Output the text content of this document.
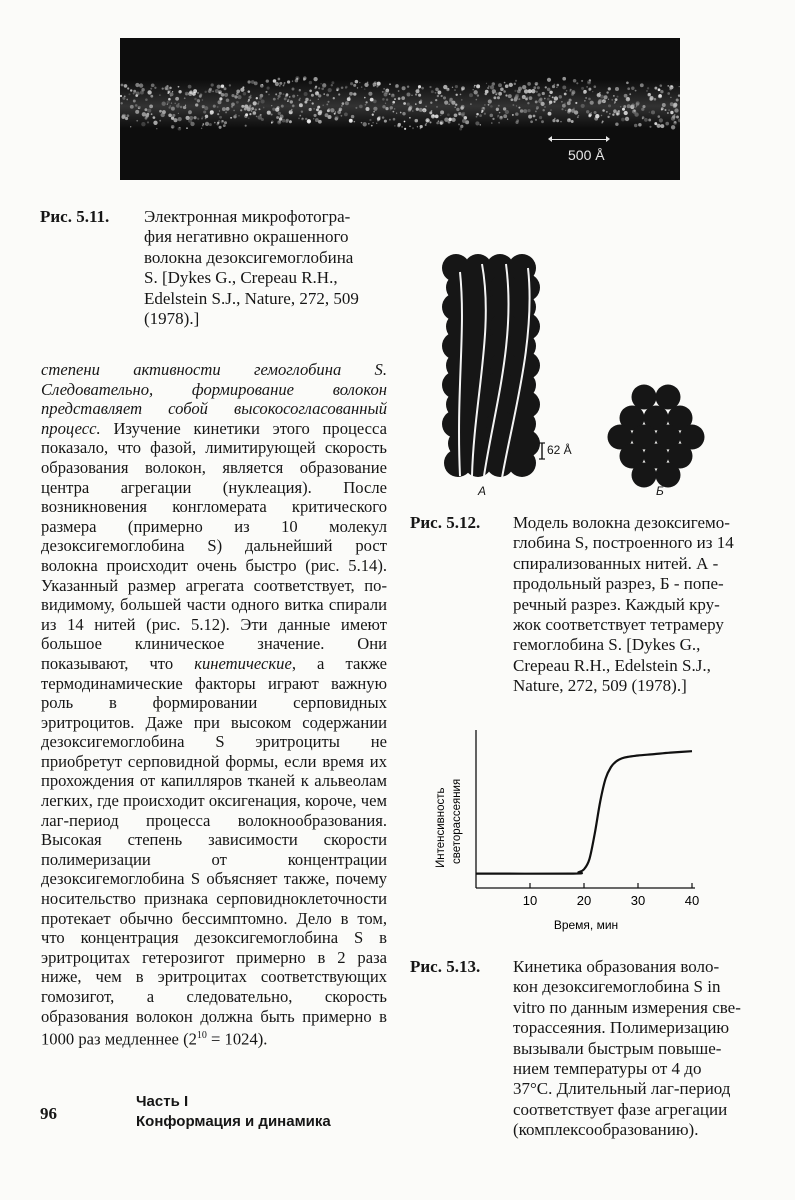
500 Å
Рис. 5.11. Электронная микрофотогра-
фия негативно окрашенного
волокна дезоксигемоглобина
S. [Dykes G., Crepeau R.H.,
Edelstein S.J., Nature, 272, 509
(1978).]
степени активности гемоглобина S. Следовательно, формирование волокон представляет собой высокосогласованный процесс. Изучение кинетики этого процесса показало, что фазой, лимитирующей скорость образования волокон, является образование центра агрегации (нуклеация). После возникновения конгломерата критического размера (примерно из 10 молекул дезоксигемоглобина S) дальнейший рост волокна происходит очень быстро (рис. 5.14). Указанный размер агрегата соответствует, по-видимому, большей части одного витка спирали из 14 нитей (рис. 5.12). Эти данные имеют большое клиническое значение. Они показывают, что кинетические, а также термодинамические факторы играют важную роль в формировании серповидных эритроцитов. Даже при высоком содержании дезоксигемоглобина S эритроциты не приобретут серповидной формы, если время их прохождения от капилляров тканей к альвеолам легких, где происходит оксигенация, короче, чем лаг-период процесса волокнообразования. Высокая степень зависимости скорости полимеризации от концентрации дезоксигемоглобина S объясняет также, почему носительство признака серповидноклеточности протекает обычно бессимптомно. Дело в том, что концентрация дезоксигемоглобина S в эритроцитах гетерозигот примерно в 2 раза ниже, чем в эритроцитах соответствующих гомозигот, а следовательно, скорость образования волокон должна быть примерно в 1000 раз медленнее $(2^{10} = 1024)$.
62 Å
А	Б
Рис. 5.12. Модель волокна дезоксигемо-
глобина S, построенного из 14
спирализованных нитей. А -
продольный разрез, Б - попе-
речный разрез. Каждый кру-
жок соответствует тетрамеру
гемоглобина S. [Dykes G.,
Crepeau R.H., Edelstein S.J.,
Nature, 272, 509 (1978).]
10	20	30	40
Интенсивность светорассеяния
Время, мин
Рис. 5.13. Кинетика образования воло-
кон дезоксигемоглобина S in
vitro по данным измерения све-
торассеяния. Полимеризацию
вызывали быстрым повыше-
нием температуры от 4 до
37°С. Длительный лаг-период
соответствует фазе агрегации
(комплексообразованию).
96
Часть I
Конформация и динамика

**PROMPT:**
Lines holding the word "Edelstein" in the entries above are the ones to pull out. Copy them all.

**ANSWER TO THE TASK:**
Edelstein S.J., Nature, 272, 509
Crepeau R.H., Edelstein S.J.,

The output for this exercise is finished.